**Written instruction:** Copy out the data exactly, leaving the pictures behind.

**The records:**
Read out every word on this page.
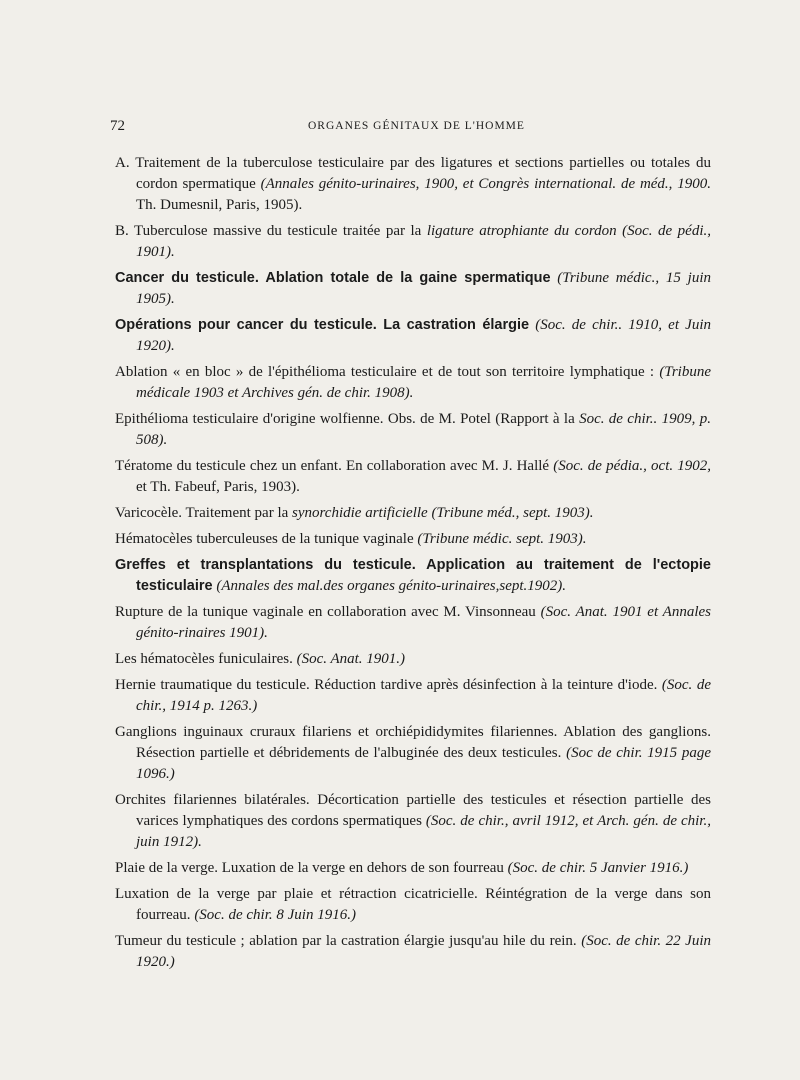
72	ORGANES GÉNITAUX DE L'HOMME

A. Traitement de la tuberculose testiculaire par des ligatures et sections partielles ou totales du cordon spermatique (Annales génito-urinaires, 1900, et Congrès international. de méd., 1900. Th. Dumesnil, Paris, 1905).

B. Tuberculose massive du testicule traitée par la ligature atrophiante du cordon (Soc. de pédi., 1901).

Cancer du testicule. Ablation totale de la gaine spermatique (Tribune médic., 15 juin 1905).

Opérations pour cancer du testicule. La castration élargie (Soc. de chir.. 1910, et Juin 1920).

Ablation « en bloc » de l'épithélioma testiculaire et de tout son territoire lymphatique : (Tribune médicale 1903 et Archives gén. de chir. 1908).

Epithélioma testiculaire d'origine wolfienne. Obs. de M. Potel (Rapport à la Soc. de chir.. 1909, p. 508).

Tératome du testicule chez un enfant. En collaboration avec M. J. Hallé (Soc. de pédia., oct. 1902, et Th. Fabeuf, Paris, 1903).

Varicocèle. Traitement par la synorchidie artificielle (Tribune méd., sept. 1903).

Hématocèles tuberculeuses de la tunique vaginale (Tribune médic. sept. 1903).

Greffes et transplantations du testicule. Application au traitement de l'ectopie testiculaire (Annales des mal.des organes génito-urinaires,sept.1902).

Rupture de la tunique vaginale en collaboration avec M. Vinsonneau (Soc. Anat. 1901 et Annales génito-rinaires 1901).

Les hématocèles funiculaires. (Soc. Anat. 1901.)

Hernie traumatique du testicule. Réduction tardive après désinfection à la teinture d'iode. (Soc. de chir., 1914 p. 1263.)

Ganglions inguinaux cruraux filariens et orchiépididymites filariennes. Ablation des ganglions. Résection partielle et débridements de l'albuginée des deux testicules. (Soc de chir. 1915 page 1096.)

Orchites filariennes bilatérales. Décortication partielle des testicules et résection partielle des varices lymphatiques des cordons spermatiques (Soc. de chir., avril 1912, et Arch. gén. de chir., juin 1912).

Plaie de la verge. Luxation de la verge en dehors de son fourreau (Soc. de chir. 5 Janvier 1916.)

Luxation de la verge par plaie et rétraction cicatricielle. Réintégration de la verge dans son fourreau. (Soc. de chir. 8 Juin 1916.)

Tumeur du testicule ; ablation par la castration élargie jusqu'au hile du rein. (Soc. de chir. 22 Juin 1920.)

**Task result:**
Read out every word on this page.
72	ORGANES GÉNITAUX DE L'HOMME

A. Traitement de la tuberculose testiculaire par des ligatures et sections partielles ou totales du cordon spermatique (Annales génito-urinaires, 1900, et Congrès international. de méd., 1900. Th. Dumesnil, Paris, 1905).

B. Tuberculose massive du testicule traitée par la ligature atrophiante du cordon (Soc. de pédi., 1901).

Cancer du testicule. Ablation totale de la gaine spermatique (Tribune médic., 15 juin 1905).

Opérations pour cancer du testicule. La castration élargie (Soc. de chir.. 1910, et Juin 1920).

Ablation « en bloc » de l'épithélioma testiculaire et de tout son territoire lymphatique : (Tribune médicale 1903 et Archives gén. de chir. 1908).

Epithélioma testiculaire d'origine wolfienne. Obs. de M. Potel (Rapport à la Soc. de chir.. 1909, p. 508).

Tératome du testicule chez un enfant. En collaboration avec M. J. Hallé (Soc. de pédia., oct. 1902, et Th. Fabeuf, Paris, 1903).

Varicocèle. Traitement par la synorchidie artificielle (Tribune méd., sept. 1903).

Hématocèles tuberculeuses de la tunique vaginale (Tribune médic. sept. 1903).

Greffes et transplantations du testicule. Application au traitement de l'ectopie testiculaire (Annales des mal.des organes génito-urinaires,sept.1902).

Rupture de la tunique vaginale en collaboration avec M. Vinsonneau (Soc. Anat. 1901 et Annales génito-rinaires 1901).

Les hématocèles funiculaires. (Soc. Anat. 1901.)

Hernie traumatique du testicule. Réduction tardive après désinfection à la teinture d'iode. (Soc. de chir., 1914 p. 1263.)

Ganglions inguinaux cruraux filariens et orchiépididymites filariennes. Ablation des ganglions. Résection partielle et débridements de l'albuginée des deux testicules. (Soc de chir. 1915 page 1096.)

Orchites filariennes bilatérales. Décortication partielle des testicules et résection partielle des varices lymphatiques des cordons spermatiques (Soc. de chir., avril 1912, et Arch. gén. de chir., juin 1912).

Plaie de la verge. Luxation de la verge en dehors de son fourreau (Soc. de chir. 5 Janvier 1916.)

Luxation de la verge par plaie et rétraction cicatricielle. Réintégration de la verge dans son fourreau. (Soc. de chir. 8 Juin 1916.)

Tumeur du testicule ; ablation par la castration élargie jusqu'au hile du rein. (Soc. de chir. 22 Juin 1920.)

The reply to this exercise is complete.